Figure content listings
-- BEGIN --

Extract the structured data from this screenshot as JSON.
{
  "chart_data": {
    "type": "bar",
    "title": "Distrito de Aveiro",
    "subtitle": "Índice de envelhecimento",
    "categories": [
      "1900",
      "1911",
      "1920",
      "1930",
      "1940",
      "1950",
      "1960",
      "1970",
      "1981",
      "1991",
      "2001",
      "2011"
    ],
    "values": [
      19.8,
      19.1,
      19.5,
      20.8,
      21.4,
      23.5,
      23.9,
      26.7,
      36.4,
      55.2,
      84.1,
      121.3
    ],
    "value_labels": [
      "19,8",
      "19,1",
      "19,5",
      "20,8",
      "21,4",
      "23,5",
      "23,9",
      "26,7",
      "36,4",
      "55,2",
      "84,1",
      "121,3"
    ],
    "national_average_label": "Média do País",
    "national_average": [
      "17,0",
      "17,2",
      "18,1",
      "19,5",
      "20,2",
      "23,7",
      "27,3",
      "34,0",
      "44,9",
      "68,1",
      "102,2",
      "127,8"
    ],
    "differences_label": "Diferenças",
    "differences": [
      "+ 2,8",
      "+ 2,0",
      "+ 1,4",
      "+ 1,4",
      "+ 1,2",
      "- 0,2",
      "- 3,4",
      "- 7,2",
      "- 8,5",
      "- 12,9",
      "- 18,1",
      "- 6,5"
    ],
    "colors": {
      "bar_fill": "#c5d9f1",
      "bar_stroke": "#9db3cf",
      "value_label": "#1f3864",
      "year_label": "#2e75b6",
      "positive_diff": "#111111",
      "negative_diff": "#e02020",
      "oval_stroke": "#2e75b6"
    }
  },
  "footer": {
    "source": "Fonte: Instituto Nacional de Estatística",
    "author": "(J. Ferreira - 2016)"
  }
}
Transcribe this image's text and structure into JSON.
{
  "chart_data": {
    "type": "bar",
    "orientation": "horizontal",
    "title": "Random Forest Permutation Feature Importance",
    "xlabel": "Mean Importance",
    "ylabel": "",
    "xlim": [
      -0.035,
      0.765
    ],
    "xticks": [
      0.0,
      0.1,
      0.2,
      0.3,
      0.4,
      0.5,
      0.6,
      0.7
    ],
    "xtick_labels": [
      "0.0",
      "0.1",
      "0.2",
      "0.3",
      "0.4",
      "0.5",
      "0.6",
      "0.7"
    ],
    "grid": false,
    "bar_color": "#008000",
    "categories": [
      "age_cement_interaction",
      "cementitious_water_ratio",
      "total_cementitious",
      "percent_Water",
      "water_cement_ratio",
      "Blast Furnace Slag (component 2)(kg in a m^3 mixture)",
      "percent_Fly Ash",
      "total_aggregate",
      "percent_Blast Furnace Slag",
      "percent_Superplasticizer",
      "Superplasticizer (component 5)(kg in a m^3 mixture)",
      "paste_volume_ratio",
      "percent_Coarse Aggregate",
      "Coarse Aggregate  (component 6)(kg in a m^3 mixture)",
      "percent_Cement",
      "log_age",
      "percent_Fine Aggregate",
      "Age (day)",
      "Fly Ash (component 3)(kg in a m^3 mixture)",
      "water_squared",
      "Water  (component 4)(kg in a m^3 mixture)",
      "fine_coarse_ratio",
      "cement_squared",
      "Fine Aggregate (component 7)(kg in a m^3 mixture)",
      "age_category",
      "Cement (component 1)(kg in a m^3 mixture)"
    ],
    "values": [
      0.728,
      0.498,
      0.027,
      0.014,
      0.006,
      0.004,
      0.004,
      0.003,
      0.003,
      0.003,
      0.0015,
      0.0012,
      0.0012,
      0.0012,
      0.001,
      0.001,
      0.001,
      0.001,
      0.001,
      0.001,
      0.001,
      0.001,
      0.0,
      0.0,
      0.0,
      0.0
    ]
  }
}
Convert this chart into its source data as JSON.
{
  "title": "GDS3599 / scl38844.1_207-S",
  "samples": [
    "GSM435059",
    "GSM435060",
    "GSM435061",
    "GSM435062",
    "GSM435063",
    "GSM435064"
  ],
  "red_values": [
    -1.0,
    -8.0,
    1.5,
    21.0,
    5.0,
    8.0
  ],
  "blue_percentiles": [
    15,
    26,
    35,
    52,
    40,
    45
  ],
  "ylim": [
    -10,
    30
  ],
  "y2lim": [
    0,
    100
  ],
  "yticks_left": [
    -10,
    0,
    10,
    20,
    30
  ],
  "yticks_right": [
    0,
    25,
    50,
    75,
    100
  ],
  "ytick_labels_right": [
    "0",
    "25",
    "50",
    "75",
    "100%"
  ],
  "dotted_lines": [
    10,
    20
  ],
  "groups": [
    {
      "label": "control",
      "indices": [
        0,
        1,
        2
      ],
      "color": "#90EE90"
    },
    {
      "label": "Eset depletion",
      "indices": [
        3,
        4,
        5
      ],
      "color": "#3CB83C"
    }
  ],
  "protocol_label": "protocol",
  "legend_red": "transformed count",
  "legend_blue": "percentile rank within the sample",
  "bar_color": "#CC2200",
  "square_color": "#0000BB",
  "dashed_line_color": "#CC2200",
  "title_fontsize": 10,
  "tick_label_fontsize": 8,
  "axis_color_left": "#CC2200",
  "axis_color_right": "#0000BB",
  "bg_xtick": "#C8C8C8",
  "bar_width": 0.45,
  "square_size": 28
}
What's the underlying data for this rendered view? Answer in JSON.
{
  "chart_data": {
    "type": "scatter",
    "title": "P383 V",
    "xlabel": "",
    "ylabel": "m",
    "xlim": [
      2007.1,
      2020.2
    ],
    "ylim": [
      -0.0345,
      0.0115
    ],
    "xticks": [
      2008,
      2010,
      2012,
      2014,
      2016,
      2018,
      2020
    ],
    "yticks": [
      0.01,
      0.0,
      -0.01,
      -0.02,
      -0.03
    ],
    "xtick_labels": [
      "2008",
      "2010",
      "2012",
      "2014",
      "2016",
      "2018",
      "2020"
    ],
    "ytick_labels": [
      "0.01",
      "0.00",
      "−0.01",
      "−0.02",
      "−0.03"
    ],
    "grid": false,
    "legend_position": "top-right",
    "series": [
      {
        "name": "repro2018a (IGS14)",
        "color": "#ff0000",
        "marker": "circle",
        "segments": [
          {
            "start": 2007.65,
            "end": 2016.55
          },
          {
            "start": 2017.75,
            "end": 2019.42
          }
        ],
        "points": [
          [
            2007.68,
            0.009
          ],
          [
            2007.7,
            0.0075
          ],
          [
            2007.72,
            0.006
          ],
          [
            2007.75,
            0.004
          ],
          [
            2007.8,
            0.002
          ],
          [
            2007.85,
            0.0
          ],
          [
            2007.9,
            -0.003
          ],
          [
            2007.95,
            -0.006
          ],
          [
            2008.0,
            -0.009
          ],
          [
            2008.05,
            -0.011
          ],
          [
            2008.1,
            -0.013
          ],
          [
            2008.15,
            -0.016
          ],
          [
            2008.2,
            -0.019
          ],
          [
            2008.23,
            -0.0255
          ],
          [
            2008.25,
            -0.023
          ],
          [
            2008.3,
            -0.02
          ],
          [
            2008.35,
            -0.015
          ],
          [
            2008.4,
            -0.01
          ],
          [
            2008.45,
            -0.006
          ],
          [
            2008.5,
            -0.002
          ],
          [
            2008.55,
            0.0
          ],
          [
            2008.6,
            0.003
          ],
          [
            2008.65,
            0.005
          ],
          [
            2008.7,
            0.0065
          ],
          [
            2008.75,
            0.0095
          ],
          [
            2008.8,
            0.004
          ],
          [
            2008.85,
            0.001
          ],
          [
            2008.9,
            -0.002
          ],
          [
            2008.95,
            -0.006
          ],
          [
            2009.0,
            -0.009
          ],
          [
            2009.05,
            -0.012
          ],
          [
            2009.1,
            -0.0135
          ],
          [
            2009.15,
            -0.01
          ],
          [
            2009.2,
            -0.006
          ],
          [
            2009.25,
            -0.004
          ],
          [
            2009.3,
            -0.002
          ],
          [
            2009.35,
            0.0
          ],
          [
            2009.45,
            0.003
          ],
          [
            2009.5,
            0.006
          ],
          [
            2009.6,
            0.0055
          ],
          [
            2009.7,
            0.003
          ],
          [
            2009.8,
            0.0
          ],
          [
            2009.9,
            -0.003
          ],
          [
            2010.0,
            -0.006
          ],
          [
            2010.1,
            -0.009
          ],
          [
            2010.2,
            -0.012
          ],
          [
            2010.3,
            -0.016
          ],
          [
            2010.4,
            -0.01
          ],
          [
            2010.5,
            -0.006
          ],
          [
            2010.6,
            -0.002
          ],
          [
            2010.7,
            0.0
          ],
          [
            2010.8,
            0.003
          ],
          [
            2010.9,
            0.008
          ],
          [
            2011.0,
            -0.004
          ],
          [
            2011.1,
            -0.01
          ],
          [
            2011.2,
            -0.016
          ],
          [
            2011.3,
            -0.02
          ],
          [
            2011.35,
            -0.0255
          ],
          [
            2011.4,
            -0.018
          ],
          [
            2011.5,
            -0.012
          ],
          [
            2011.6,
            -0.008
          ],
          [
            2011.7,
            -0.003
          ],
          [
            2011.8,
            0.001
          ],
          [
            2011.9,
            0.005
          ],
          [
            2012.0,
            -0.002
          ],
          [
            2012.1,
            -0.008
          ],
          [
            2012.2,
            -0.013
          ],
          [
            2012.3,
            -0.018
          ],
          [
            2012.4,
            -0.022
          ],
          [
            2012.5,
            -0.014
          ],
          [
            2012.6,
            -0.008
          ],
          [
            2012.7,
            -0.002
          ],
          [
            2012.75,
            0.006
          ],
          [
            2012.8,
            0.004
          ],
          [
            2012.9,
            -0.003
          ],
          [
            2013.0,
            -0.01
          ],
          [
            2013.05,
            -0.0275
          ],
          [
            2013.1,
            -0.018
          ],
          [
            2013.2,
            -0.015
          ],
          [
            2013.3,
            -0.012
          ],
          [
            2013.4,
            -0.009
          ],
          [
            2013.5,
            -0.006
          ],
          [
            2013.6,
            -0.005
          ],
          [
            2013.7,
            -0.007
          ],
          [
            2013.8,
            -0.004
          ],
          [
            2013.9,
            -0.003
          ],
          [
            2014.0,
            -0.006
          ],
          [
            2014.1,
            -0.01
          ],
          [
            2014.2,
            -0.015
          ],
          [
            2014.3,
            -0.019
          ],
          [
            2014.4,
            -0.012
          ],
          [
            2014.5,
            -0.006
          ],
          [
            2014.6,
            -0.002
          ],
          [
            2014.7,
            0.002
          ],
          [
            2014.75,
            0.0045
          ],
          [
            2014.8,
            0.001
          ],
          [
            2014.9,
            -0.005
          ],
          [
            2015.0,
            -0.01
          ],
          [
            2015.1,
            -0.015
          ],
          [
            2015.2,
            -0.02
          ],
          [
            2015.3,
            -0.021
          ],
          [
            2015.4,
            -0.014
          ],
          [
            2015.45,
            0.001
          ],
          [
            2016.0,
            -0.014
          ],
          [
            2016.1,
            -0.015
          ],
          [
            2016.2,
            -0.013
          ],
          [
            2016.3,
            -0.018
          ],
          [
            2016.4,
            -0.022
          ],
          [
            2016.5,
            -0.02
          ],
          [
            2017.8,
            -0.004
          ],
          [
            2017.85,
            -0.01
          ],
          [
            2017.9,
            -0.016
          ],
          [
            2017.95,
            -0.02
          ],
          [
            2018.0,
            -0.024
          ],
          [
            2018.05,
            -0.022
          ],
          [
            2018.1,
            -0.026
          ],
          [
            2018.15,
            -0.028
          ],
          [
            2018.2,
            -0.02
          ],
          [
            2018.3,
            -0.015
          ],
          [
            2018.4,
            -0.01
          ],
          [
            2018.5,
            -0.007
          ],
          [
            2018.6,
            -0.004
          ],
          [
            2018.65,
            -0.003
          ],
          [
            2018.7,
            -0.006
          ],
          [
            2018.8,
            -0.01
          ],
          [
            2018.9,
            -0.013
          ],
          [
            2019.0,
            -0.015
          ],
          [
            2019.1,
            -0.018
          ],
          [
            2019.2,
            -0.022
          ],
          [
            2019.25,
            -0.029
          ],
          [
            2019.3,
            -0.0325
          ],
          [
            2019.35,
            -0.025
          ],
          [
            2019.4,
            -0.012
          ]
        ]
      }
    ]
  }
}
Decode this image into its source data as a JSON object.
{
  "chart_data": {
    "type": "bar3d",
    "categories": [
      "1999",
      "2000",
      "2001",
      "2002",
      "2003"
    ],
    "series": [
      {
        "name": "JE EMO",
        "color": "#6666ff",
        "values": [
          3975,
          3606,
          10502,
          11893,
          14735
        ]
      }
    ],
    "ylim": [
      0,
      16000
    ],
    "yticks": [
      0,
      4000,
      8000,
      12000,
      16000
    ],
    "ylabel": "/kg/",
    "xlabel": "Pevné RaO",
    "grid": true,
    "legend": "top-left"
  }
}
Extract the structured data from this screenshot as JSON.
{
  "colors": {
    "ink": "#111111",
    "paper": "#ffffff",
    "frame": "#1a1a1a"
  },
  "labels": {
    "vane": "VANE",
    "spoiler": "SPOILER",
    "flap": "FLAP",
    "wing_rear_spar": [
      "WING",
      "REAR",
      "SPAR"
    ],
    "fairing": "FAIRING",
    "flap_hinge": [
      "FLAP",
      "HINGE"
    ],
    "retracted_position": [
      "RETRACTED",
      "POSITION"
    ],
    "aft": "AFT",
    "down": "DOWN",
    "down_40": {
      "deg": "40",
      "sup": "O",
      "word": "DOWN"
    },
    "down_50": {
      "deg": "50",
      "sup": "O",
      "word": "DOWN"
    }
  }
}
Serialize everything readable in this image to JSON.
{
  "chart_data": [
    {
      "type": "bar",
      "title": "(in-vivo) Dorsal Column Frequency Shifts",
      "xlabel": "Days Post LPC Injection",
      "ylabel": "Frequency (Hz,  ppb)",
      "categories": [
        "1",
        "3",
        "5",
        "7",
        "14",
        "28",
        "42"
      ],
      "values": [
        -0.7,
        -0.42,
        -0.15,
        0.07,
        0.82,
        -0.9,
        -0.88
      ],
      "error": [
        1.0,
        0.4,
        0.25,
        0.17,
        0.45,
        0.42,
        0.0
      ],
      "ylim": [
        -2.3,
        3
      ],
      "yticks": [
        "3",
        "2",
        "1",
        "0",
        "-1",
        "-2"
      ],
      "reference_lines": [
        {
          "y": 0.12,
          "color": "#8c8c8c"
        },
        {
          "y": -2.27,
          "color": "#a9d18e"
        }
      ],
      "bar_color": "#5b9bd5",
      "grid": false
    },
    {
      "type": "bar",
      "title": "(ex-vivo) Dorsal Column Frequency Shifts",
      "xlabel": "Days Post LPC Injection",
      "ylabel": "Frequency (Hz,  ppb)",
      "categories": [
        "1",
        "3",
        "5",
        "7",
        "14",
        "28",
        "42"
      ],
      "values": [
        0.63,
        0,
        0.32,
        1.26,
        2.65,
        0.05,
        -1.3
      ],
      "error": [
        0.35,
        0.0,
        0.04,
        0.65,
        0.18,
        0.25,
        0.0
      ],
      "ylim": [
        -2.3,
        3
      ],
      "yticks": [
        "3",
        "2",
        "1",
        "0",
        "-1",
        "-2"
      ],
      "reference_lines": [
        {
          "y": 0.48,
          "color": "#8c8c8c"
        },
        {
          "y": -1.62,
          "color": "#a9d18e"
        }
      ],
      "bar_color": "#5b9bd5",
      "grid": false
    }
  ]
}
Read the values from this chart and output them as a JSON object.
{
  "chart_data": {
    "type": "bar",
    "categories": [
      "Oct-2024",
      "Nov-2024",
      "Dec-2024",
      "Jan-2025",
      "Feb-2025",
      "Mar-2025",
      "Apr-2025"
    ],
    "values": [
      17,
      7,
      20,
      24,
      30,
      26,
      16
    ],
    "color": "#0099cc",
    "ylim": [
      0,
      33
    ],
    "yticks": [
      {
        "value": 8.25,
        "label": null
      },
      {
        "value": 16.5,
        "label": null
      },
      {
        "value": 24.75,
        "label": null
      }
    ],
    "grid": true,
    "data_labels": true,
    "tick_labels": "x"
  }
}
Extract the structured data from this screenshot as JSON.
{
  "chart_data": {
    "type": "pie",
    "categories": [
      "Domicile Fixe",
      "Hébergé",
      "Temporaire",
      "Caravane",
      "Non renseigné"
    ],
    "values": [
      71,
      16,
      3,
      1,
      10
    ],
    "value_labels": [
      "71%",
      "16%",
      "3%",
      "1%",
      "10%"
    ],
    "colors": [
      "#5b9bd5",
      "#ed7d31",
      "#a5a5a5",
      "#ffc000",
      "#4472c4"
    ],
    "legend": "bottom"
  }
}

-- END --

Problem:
All lines from the line containing "Read the values" through the end of the listing above are to be duplicated exactly; include both ends and nothing further.

Finished exercise:
Read the values from this chart and output them as a JSON object.
{
  "chart_data": {
    "type": "bar",
    "categories": [
      "Oct-2024",
      "Nov-2024",
      "Dec-2024",
      "Jan-2025",
      "Feb-2025",
      "Mar-2025",
      "Apr-2025"
    ],
    "values": [
      17,
      7,
      20,
      24,
      30,
      26,
      16
    ],
    "color": "#0099cc",
    "ylim": [
      0,
      33
    ],
    "yticks": [
      {
        "value": 8.25,
        "label": null
      },
      {
        "value": 16.5,
        "label": null
      },
      {
        "value": 24.75,
        "label": null
      }
    ],
    "grid": true,
    "data_labels": true,
    "tick_labels": "x"
  }
}
Extract the structured data from this screenshot as JSON.
{
  "chart_data": {
    "type": "pie",
    "categories": [
      "Domicile Fixe",
      "Hébergé",
      "Temporaire",
      "Caravane",
      "Non renseigné"
    ],
    "values": [
      71,
      16,
      3,
      1,
      10
    ],
    "value_labels": [
      "71%",
      "16%",
      "3%",
      "1%",
      "10%"
    ],
    "colors": [
      "#5b9bd5",
      "#ed7d31",
      "#a5a5a5",
      "#ffc000",
      "#4472c4"
    ],
    "legend": "bottom"
  }
}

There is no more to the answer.